Items from a data source:

## BEGIN

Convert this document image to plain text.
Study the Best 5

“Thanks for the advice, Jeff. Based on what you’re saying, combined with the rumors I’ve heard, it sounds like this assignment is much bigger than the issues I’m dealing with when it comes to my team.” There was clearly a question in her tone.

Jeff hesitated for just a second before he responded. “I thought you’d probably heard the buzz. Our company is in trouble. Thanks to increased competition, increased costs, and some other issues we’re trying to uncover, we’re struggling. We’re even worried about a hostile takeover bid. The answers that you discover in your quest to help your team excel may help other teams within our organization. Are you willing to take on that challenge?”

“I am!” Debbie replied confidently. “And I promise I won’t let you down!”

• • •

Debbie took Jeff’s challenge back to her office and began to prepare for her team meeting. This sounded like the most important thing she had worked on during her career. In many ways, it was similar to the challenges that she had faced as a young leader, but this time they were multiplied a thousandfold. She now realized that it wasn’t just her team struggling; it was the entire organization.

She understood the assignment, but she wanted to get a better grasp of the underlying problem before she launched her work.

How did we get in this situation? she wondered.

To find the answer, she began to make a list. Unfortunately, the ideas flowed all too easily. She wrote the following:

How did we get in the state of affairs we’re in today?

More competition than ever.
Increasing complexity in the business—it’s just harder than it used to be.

## END

◆ **Your task**: Return the whole listing exactly.

◆ **Output for this exercise**:
Convert this document image to plain text.
Study the Best 5

“Thanks for the advice, Jeff. Based on what you’re saying, combined with the rumors I’ve heard, it sounds like this assignment is much bigger than the issues I’m dealing with when it comes to my team.” There was clearly a question in her tone.

Jeff hesitated for just a second before he responded. “I thought you’d probably heard the buzz. Our company is in trouble. Thanks to increased competition, increased costs, and some other issues we’re trying to uncover, we’re struggling. We’re even worried about a hostile takeover bid. The answers that you discover in your quest to help your team excel may help other teams within our organization. Are you willing to take on that challenge?”

“I am!” Debbie replied confidently. “And I promise I won’t let you down!”

• • •

Debbie took Jeff’s challenge back to her office and began to prepare for her team meeting. This sounded like the most important thing she had worked on during her career. In many ways, it was similar to the challenges that she had faced as a young leader, but this time they were multiplied a thousandfold. She now realized that it wasn’t just her team struggling; it was the entire organization.

She understood the assignment, but she wanted to get a better grasp of the underlying problem before she launched her work.

How did we get in this situation? she wondered.

To find the answer, she began to make a list. Unfortunately, the ideas flowed all too easily. She wrote the following:

How did we get in the state of affairs we’re in today?

More competition than ever.
Increasing complexity in the business—it’s just harder than it used to be.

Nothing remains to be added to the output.